- Exercise directions
Transcribe the listing in full, excluding any pictures.

- Data for the task

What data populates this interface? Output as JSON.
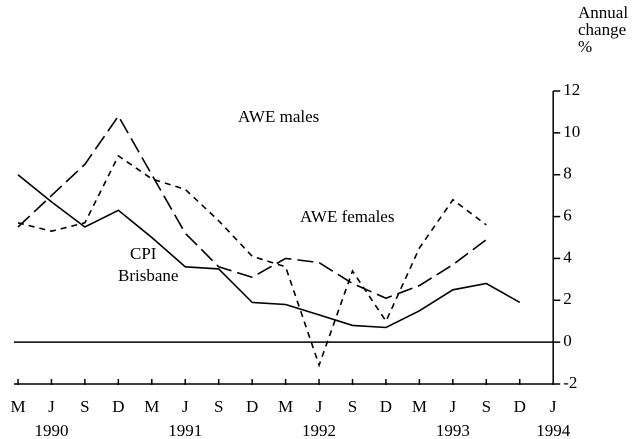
{
  "chart_data": {
    "type": "line",
    "y_axis_label": "Annual change %",
    "categories": [
      "M",
      "J",
      "S",
      "D",
      "M",
      "J",
      "S",
      "D",
      "M",
      "J",
      "S",
      "D",
      "M",
      "J",
      "S",
      "D",
      "J"
    ],
    "x_groups": [
      {
        "label": "1990",
        "category": 1
      },
      {
        "label": "1991",
        "category": 5
      },
      {
        "label": "1992",
        "category": 9
      },
      {
        "label": "1993",
        "category": 13
      },
      {
        "label": "1994",
        "category": 16
      }
    ],
    "series": [
      {
        "name": "AWE males",
        "color": "#000000",
        "dash": "long",
        "values": [
          5.5,
          7.0,
          8.5,
          10.8,
          8.0,
          5.2,
          3.6,
          3.1,
          4.0,
          3.8,
          2.8,
          2.1,
          2.7,
          3.7,
          4.9,
          null,
          null
        ]
      },
      {
        "name": "AWE females",
        "color": "#000000",
        "dash": "short",
        "values": [
          5.7,
          5.3,
          5.7,
          8.9,
          7.8,
          7.3,
          5.8,
          4.1,
          3.6,
          -1.1,
          3.4,
          1.0,
          4.5,
          6.8,
          5.6,
          null,
          null
        ]
      },
      {
        "name": "CPI Brisbane",
        "color": "#000000",
        "dash": "solid",
        "values": [
          8.0,
          6.7,
          5.5,
          6.3,
          5.0,
          3.6,
          3.5,
          1.9,
          1.8,
          1.3,
          0.8,
          0.7,
          1.5,
          2.5,
          2.8,
          1.9,
          null
        ]
      }
    ],
    "ylim": [
      -2,
      12
    ],
    "yticks": [
      -2,
      0,
      2,
      4,
      6,
      8,
      10,
      12
    ]
  }
}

- Expected answer
What data populates this interface? Output as JSON.
{
  "chart_data": {
    "type": "line",
    "y_axis_label": "Annual change %",
    "categories": [
      "M",
      "J",
      "S",
      "D",
      "M",
      "J",
      "S",
      "D",
      "M",
      "J",
      "S",
      "D",
      "M",
      "J",
      "S",
      "D",
      "J"
    ],
    "x_groups": [
      {
        "label": "1990",
        "category": 1
      },
      {
        "label": "1991",
        "category": 5
      },
      {
        "label": "1992",
        "category": 9
      },
      {
        "label": "1993",
        "category": 13
      },
      {
        "label": "1994",
        "category": 16
      }
    ],
    "series": [
      {
        "name": "AWE males",
        "color": "#000000",
        "dash": "long",
        "values": [
          5.5,
          7.0,
          8.5,
          10.8,
          8.0,
          5.2,
          3.6,
          3.1,
          4.0,
          3.8,
          2.8,
          2.1,
          2.7,
          3.7,
          4.9,
          null,
          null
        ]
      },
      {
        "name": "AWE females",
        "color": "#000000",
        "dash": "short",
        "values": [
          5.7,
          5.3,
          5.7,
          8.9,
          7.8,
          7.3,
          5.8,
          4.1,
          3.6,
          -1.1,
          3.4,
          1.0,
          4.5,
          6.8,
          5.6,
          null,
          null
        ]
      },
      {
        "name": "CPI Brisbane",
        "color": "#000000",
        "dash": "solid",
        "values": [
          8.0,
          6.7,
          5.5,
          6.3,
          5.0,
          3.6,
          3.5,
          1.9,
          1.8,
          1.3,
          0.8,
          0.7,
          1.5,
          2.5,
          2.8,
          1.9,
          null
        ]
      }
    ],
    "ylim": [
      -2,
      12
    ],
    "yticks": [
      -2,
      0,
      2,
      4,
      6,
      8,
      10,
      12
    ]
  }
}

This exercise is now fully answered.